[Structured figure records]
**********

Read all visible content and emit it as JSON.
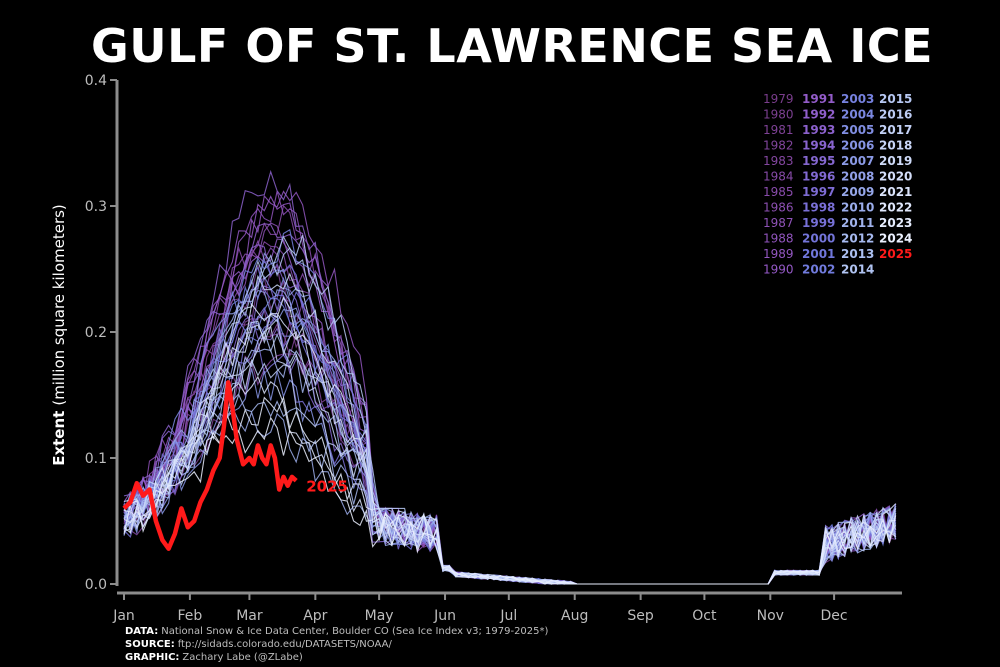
{
  "title": "GULF OF ST. LAWRENCE SEA ICE",
  "credits": [
    {
      "label": "DATA:",
      "text": "National Snow & Ice Data Center, Boulder CO (Sea Ice Index v3; 1979-2025*)"
    },
    {
      "label": "SOURCE:",
      "text": "ftp://sidads.colorado.edu/DATASETS/NOAA/"
    },
    {
      "label": "GRAPHIC:",
      "text": "Zachary Labe (@ZLabe)"
    }
  ],
  "colors": {
    "background": "#000000",
    "highlight": "#ff1a1a",
    "axis": "#8c8c8c",
    "early_years": "#7a3d8c",
    "mid_years": "#6b6fd6",
    "late_years": "#dfe8ff"
  },
  "chart_data": {
    "type": "line",
    "title": "GULF OF ST. LAWRENCE SEA ICE",
    "xlabel": "",
    "ylabel": "Extent (million square kilometers)",
    "ylabel_bold": "Extent",
    "ylabel_rest": "(million square kilometers)",
    "ylim": [
      0.0,
      0.4
    ],
    "yticks": [
      "0.0",
      "0.1",
      "0.2",
      "0.3",
      "0.4"
    ],
    "xlim": [
      1,
      366
    ],
    "xticks": [
      "Jan",
      "Feb",
      "Mar",
      "Apr",
      "May",
      "Jun",
      "Jul",
      "Aug",
      "Sep",
      "Oct",
      "Nov",
      "Dec"
    ],
    "xtick_days": [
      1,
      32,
      60,
      91,
      121,
      152,
      182,
      213,
      244,
      274,
      305,
      335
    ],
    "grid": false,
    "legend": "top-right",
    "legend_columns": [
      [
        "1979",
        "1980",
        "1981",
        "1982",
        "1983",
        "1984",
        "1985",
        "1986",
        "1987",
        "1988",
        "1989",
        "1990"
      ],
      [
        "1991",
        "1992",
        "1993",
        "1994",
        "1995",
        "1996",
        "1997",
        "1998",
        "1999",
        "2000",
        "2001",
        "2002"
      ],
      [
        "2003",
        "2004",
        "2005",
        "2006",
        "2007",
        "2008",
        "2009",
        "2010",
        "2011",
        "2012",
        "2013",
        "2014"
      ],
      [
        "2015",
        "2016",
        "2017",
        "2018",
        "2019",
        "2020",
        "2021",
        "2022",
        "2023",
        "2024",
        "2025"
      ]
    ],
    "series": [
      {
        "name": "1979",
        "peak": 0.23,
        "peak_day": 70
      },
      {
        "name": "1980",
        "peak": 0.2,
        "peak_day": 75
      },
      {
        "name": "1981",
        "peak": 0.24,
        "peak_day": 68
      },
      {
        "name": "1982",
        "peak": 0.21,
        "peak_day": 66
      },
      {
        "name": "1983",
        "peak": 0.18,
        "peak_day": 74
      },
      {
        "name": "1984",
        "peak": 0.26,
        "peak_day": 69
      },
      {
        "name": "1985",
        "peak": 0.29,
        "peak_day": 72
      },
      {
        "name": "1986",
        "peak": 0.27,
        "peak_day": 67
      },
      {
        "name": "1987",
        "peak": 0.28,
        "peak_day": 73
      },
      {
        "name": "1988",
        "peak": 0.3,
        "peak_day": 71
      },
      {
        "name": "1989",
        "peak": 0.31,
        "peak_day": 76
      },
      {
        "name": "1990",
        "peak": 0.3,
        "peak_day": 70
      },
      {
        "name": "1991",
        "peak": 0.27,
        "peak_day": 68
      },
      {
        "name": "1992",
        "peak": 0.29,
        "peak_day": 74
      },
      {
        "name": "1993",
        "peak": 0.32,
        "peak_day": 70
      },
      {
        "name": "1994",
        "peak": 0.26,
        "peak_day": 65
      },
      {
        "name": "1995",
        "peak": 0.2,
        "peak_day": 64
      },
      {
        "name": "1996",
        "peak": 0.23,
        "peak_day": 75
      },
      {
        "name": "1997",
        "peak": 0.22,
        "peak_day": 71
      },
      {
        "name": "1998",
        "peak": 0.18,
        "peak_day": 63
      },
      {
        "name": "1999",
        "peak": 0.2,
        "peak_day": 72
      },
      {
        "name": "2000",
        "peak": 0.24,
        "peak_day": 69
      },
      {
        "name": "2001",
        "peak": 0.25,
        "peak_day": 73
      },
      {
        "name": "2002",
        "peak": 0.22,
        "peak_day": 70
      },
      {
        "name": "2003",
        "peak": 0.27,
        "peak_day": 74
      },
      {
        "name": "2004",
        "peak": 0.24,
        "peak_day": 66
      },
      {
        "name": "2005",
        "peak": 0.21,
        "peak_day": 72
      },
      {
        "name": "2006",
        "peak": 0.16,
        "peak_day": 68
      },
      {
        "name": "2007",
        "peak": 0.22,
        "peak_day": 75
      },
      {
        "name": "2008",
        "peak": 0.25,
        "peak_day": 71
      },
      {
        "name": "2009",
        "peak": 0.23,
        "peak_day": 69
      },
      {
        "name": "2010",
        "peak": 0.13,
        "peak_day": 60
      },
      {
        "name": "2011",
        "peak": 0.18,
        "peak_day": 70
      },
      {
        "name": "2012",
        "peak": 0.15,
        "peak_day": 64
      },
      {
        "name": "2013",
        "peak": 0.19,
        "peak_day": 72
      },
      {
        "name": "2014",
        "peak": 0.26,
        "peak_day": 76
      },
      {
        "name": "2015",
        "peak": 0.27,
        "peak_day": 78
      },
      {
        "name": "2016",
        "peak": 0.17,
        "peak_day": 66
      },
      {
        "name": "2017",
        "peak": 0.2,
        "peak_day": 70
      },
      {
        "name": "2018",
        "peak": 0.19,
        "peak_day": 68
      },
      {
        "name": "2019",
        "peak": 0.24,
        "peak_day": 73
      },
      {
        "name": "2020",
        "peak": 0.21,
        "peak_day": 70
      },
      {
        "name": "2021",
        "peak": 0.15,
        "peak_day": 62
      },
      {
        "name": "2022",
        "peak": 0.22,
        "peak_day": 71
      },
      {
        "name": "2023",
        "peak": 0.14,
        "peak_day": 65
      },
      {
        "name": "2024",
        "peak": 0.12,
        "peak_day": 63
      },
      {
        "name": "2025",
        "highlight": true,
        "x": [
          1,
          4,
          7,
          10,
          13,
          16,
          19,
          22,
          25,
          28,
          31,
          34,
          37,
          40,
          43,
          46,
          48,
          50,
          52,
          54,
          57,
          60,
          62,
          64,
          66,
          68,
          70,
          72,
          74,
          76,
          78,
          80,
          82
        ],
        "y": [
          0.06,
          0.065,
          0.08,
          0.07,
          0.075,
          0.05,
          0.035,
          0.028,
          0.04,
          0.06,
          0.045,
          0.05,
          0.065,
          0.075,
          0.09,
          0.1,
          0.125,
          0.16,
          0.14,
          0.115,
          0.095,
          0.1,
          0.095,
          0.11,
          0.1,
          0.095,
          0.11,
          0.1,
          0.075,
          0.085,
          0.078,
          0.085,
          0.082
        ]
      }
    ],
    "annotations": [
      {
        "text": "2025",
        "x": 82,
        "y": 0.078
      }
    ]
  }
}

**********

**WHAT IS BEING ASKED**
Copy each line exactly, and leave the pictures out of your copy.

**FINISHED TASK**
Read all visible content and emit it as JSON.
{
  "title": "GULF OF ST. LAWRENCE SEA ICE",
  "credits": [
    {
      "label": "DATA:",
      "text": "National Snow & Ice Data Center, Boulder CO (Sea Ice Index v3; 1979-2025*)"
    },
    {
      "label": "SOURCE:",
      "text": "ftp://sidads.colorado.edu/DATASETS/NOAA/"
    },
    {
      "label": "GRAPHIC:",
      "text": "Zachary Labe (@ZLabe)"
    }
  ],
  "colors": {
    "background": "#000000",
    "highlight": "#ff1a1a",
    "axis": "#8c8c8c",
    "early_years": "#7a3d8c",
    "mid_years": "#6b6fd6",
    "late_years": "#dfe8ff"
  },
  "chart_data": {
    "type": "line",
    "title": "GULF OF ST. LAWRENCE SEA ICE",
    "xlabel": "",
    "ylabel": "Extent (million square kilometers)",
    "ylabel_bold": "Extent",
    "ylabel_rest": "(million square kilometers)",
    "ylim": [
      0.0,
      0.4
    ],
    "yticks": [
      "0.0",
      "0.1",
      "0.2",
      "0.3",
      "0.4"
    ],
    "xlim": [
      1,
      366
    ],
    "xticks": [
      "Jan",
      "Feb",
      "Mar",
      "Apr",
      "May",
      "Jun",
      "Jul",
      "Aug",
      "Sep",
      "Oct",
      "Nov",
      "Dec"
    ],
    "xtick_days": [
      1,
      32,
      60,
      91,
      121,
      152,
      182,
      213,
      244,
      274,
      305,
      335
    ],
    "grid": false,
    "legend": "top-right",
    "legend_columns": [
      [
        "1979",
        "1980",
        "1981",
        "1982",
        "1983",
        "1984",
        "1985",
        "1986",
        "1987",
        "1988",
        "1989",
        "1990"
      ],
      [
        "1991",
        "1992",
        "1993",
        "1994",
        "1995",
        "1996",
        "1997",
        "1998",
        "1999",
        "2000",
        "2001",
        "2002"
      ],
      [
        "2003",
        "2004",
        "2005",
        "2006",
        "2007",
        "2008",
        "2009",
        "2010",
        "2011",
        "2012",
        "2013",
        "2014"
      ],
      [
        "2015",
        "2016",
        "2017",
        "2018",
        "2019",
        "2020",
        "2021",
        "2022",
        "2023",
        "2024",
        "2025"
      ]
    ],
    "series": [
      {
        "name": "1979",
        "peak": 0.23,
        "peak_day": 70
      },
      {
        "name": "1980",
        "peak": 0.2,
        "peak_day": 75
      },
      {
        "name": "1981",
        "peak": 0.24,
        "peak_day": 68
      },
      {
        "name": "1982",
        "peak": 0.21,
        "peak_day": 66
      },
      {
        "name": "1983",
        "peak": 0.18,
        "peak_day": 74
      },
      {
        "name": "1984",
        "peak": 0.26,
        "peak_day": 69
      },
      {
        "name": "1985",
        "peak": 0.29,
        "peak_day": 72
      },
      {
        "name": "1986",
        "peak": 0.27,
        "peak_day": 67
      },
      {
        "name": "1987",
        "peak": 0.28,
        "peak_day": 73
      },
      {
        "name": "1988",
        "peak": 0.3,
        "peak_day": 71
      },
      {
        "name": "1989",
        "peak": 0.31,
        "peak_day": 76
      },
      {
        "name": "1990",
        "peak": 0.3,
        "peak_day": 70
      },
      {
        "name": "1991",
        "peak": 0.27,
        "peak_day": 68
      },
      {
        "name": "1992",
        "peak": 0.29,
        "peak_day": 74
      },
      {
        "name": "1993",
        "peak": 0.32,
        "peak_day": 70
      },
      {
        "name": "1994",
        "peak": 0.26,
        "peak_day": 65
      },
      {
        "name": "1995",
        "peak": 0.2,
        "peak_day": 64
      },
      {
        "name": "1996",
        "peak": 0.23,
        "peak_day": 75
      },
      {
        "name": "1997",
        "peak": 0.22,
        "peak_day": 71
      },
      {
        "name": "1998",
        "peak": 0.18,
        "peak_day": 63
      },
      {
        "name": "1999",
        "peak": 0.2,
        "peak_day": 72
      },
      {
        "name": "2000",
        "peak": 0.24,
        "peak_day": 69
      },
      {
        "name": "2001",
        "peak": 0.25,
        "peak_day": 73
      },
      {
        "name": "2002",
        "peak": 0.22,
        "peak_day": 70
      },
      {
        "name": "2003",
        "peak": 0.27,
        "peak_day": 74
      },
      {
        "name": "2004",
        "peak": 0.24,
        "peak_day": 66
      },
      {
        "name": "2005",
        "peak": 0.21,
        "peak_day": 72
      },
      {
        "name": "2006",
        "peak": 0.16,
        "peak_day": 68
      },
      {
        "name": "2007",
        "peak": 0.22,
        "peak_day": 75
      },
      {
        "name": "2008",
        "peak": 0.25,
        "peak_day": 71
      },
      {
        "name": "2009",
        "peak": 0.23,
        "peak_day": 69
      },
      {
        "name": "2010",
        "peak": 0.13,
        "peak_day": 60
      },
      {
        "name": "2011",
        "peak": 0.18,
        "peak_day": 70
      },
      {
        "name": "2012",
        "peak": 0.15,
        "peak_day": 64
      },
      {
        "name": "2013",
        "peak": 0.19,
        "peak_day": 72
      },
      {
        "name": "2014",
        "peak": 0.26,
        "peak_day": 76
      },
      {
        "name": "2015",
        "peak": 0.27,
        "peak_day": 78
      },
      {
        "name": "2016",
        "peak": 0.17,
        "peak_day": 66
      },
      {
        "name": "2017",
        "peak": 0.2,
        "peak_day": 70
      },
      {
        "name": "2018",
        "peak": 0.19,
        "peak_day": 68
      },
      {
        "name": "2019",
        "peak": 0.24,
        "peak_day": 73
      },
      {
        "name": "2020",
        "peak": 0.21,
        "peak_day": 70
      },
      {
        "name": "2021",
        "peak": 0.15,
        "peak_day": 62
      },
      {
        "name": "2022",
        "peak": 0.22,
        "peak_day": 71
      },
      {
        "name": "2023",
        "peak": 0.14,
        "peak_day": 65
      },
      {
        "name": "2024",
        "peak": 0.12,
        "peak_day": 63
      },
      {
        "name": "2025",
        "highlight": true,
        "x": [
          1,
          4,
          7,
          10,
          13,
          16,
          19,
          22,
          25,
          28,
          31,
          34,
          37,
          40,
          43,
          46,
          48,
          50,
          52,
          54,
          57,
          60,
          62,
          64,
          66,
          68,
          70,
          72,
          74,
          76,
          78,
          80,
          82
        ],
        "y": [
          0.06,
          0.065,
          0.08,
          0.07,
          0.075,
          0.05,
          0.035,
          0.028,
          0.04,
          0.06,
          0.045,
          0.05,
          0.065,
          0.075,
          0.09,
          0.1,
          0.125,
          0.16,
          0.14,
          0.115,
          0.095,
          0.1,
          0.095,
          0.11,
          0.1,
          0.095,
          0.11,
          0.1,
          0.075,
          0.085,
          0.078,
          0.085,
          0.082
        ]
      }
    ],
    "annotations": [
      {
        "text": "2025",
        "x": 82,
        "y": 0.078
      }
    ]
  }
}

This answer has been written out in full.